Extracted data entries
* Begin *

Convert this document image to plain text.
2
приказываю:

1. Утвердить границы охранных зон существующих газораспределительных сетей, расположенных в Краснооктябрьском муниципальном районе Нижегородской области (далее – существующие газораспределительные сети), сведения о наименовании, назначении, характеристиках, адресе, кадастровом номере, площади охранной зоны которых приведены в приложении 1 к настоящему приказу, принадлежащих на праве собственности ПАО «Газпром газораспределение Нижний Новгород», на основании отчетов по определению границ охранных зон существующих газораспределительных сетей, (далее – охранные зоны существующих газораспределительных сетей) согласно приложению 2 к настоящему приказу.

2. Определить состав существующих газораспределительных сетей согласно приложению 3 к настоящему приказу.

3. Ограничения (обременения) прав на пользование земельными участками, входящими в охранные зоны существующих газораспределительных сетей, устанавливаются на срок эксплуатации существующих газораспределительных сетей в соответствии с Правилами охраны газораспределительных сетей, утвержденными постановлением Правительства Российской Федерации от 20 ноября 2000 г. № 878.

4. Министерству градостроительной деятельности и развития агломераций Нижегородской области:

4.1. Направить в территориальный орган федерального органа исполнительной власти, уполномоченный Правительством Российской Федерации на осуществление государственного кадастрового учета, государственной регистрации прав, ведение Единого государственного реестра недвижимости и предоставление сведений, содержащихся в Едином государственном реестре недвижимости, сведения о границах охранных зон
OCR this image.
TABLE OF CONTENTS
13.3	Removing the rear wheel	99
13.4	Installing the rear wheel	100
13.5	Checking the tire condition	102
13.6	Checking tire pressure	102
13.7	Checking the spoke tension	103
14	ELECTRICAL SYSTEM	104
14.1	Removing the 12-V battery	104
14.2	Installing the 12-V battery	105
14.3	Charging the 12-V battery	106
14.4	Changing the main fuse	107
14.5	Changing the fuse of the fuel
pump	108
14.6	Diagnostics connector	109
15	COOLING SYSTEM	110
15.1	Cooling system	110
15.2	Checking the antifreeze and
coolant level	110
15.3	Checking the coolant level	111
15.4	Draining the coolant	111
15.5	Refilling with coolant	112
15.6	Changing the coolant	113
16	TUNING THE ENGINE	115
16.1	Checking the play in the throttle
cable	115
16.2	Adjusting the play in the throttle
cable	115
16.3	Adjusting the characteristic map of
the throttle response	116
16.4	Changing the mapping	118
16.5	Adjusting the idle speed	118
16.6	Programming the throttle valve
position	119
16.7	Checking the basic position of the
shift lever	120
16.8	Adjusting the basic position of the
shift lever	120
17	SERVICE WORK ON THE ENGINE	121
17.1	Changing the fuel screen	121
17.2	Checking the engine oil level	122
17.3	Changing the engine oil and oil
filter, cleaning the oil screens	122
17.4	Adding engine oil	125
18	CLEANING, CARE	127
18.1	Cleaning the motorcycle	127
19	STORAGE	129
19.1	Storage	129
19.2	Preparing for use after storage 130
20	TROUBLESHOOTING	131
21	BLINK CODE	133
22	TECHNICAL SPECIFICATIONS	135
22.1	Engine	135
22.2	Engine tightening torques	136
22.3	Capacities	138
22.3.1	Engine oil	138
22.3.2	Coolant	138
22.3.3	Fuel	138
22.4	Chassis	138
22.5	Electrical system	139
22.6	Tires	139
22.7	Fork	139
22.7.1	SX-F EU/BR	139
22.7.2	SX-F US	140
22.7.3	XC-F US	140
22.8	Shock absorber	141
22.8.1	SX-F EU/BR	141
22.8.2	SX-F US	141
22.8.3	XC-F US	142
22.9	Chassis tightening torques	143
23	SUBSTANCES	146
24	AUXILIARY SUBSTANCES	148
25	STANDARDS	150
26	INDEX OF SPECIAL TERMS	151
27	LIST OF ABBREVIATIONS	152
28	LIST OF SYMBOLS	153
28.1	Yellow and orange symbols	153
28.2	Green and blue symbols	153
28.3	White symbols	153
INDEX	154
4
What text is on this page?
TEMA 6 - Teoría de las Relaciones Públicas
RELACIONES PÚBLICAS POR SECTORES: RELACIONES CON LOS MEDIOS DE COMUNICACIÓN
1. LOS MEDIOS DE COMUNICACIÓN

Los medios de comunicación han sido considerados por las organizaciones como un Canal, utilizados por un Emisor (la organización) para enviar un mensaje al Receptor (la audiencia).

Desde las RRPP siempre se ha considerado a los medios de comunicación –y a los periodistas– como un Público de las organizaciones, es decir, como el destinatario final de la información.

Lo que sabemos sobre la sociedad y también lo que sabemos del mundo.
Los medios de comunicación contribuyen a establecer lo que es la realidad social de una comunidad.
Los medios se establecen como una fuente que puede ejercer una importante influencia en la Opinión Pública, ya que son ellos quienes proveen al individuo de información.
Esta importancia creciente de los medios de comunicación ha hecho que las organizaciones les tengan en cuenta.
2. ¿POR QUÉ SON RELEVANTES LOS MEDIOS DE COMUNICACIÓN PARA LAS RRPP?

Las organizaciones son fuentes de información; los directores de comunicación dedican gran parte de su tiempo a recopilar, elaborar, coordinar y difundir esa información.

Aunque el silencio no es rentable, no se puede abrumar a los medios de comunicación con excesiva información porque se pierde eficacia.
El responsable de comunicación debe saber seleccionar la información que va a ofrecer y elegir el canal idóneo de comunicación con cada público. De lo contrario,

* End *

WRITTEN PROBLEM:
List all lines holding the string "сетей".

THE RESPONSE:
1. Утвердить границы охранных зон существующих газораспределительных сетей, расположенных в Краснооктябрьском муниципальном районе Нижегородской области (далее – существующие газораспределительные сети), сведения о наименовании, назначении, характеристиках, адресе, кадастровом номере, площади охранной зоны которых приведены в приложении 1 к настоящему приказу, принадлежащих на праве собственности ПАО «Газпром газораспределение Нижний Новгород», на основании отчетов по определению границ охранных зон существующих газораспределительных сетей, (далее – охранные зоны существующих газораспределительных сетей) согласно приложению 2 к настоящему приказу.
2. Определить состав существующих газораспределительных сетей согласно приложению 3 к настоящему приказу.
3. Ограничения (обременения) прав на пользование земельными участками, входящими в охранные зоны существующих газораспределительных сетей, устанавливаются на срок эксплуатации существующих газораспределительных сетей в соответствии с Правилами охраны газораспределительных сетей, утвержденными постановлением Правительства Российской Федерации от 20 ноября 2000 г. № 878.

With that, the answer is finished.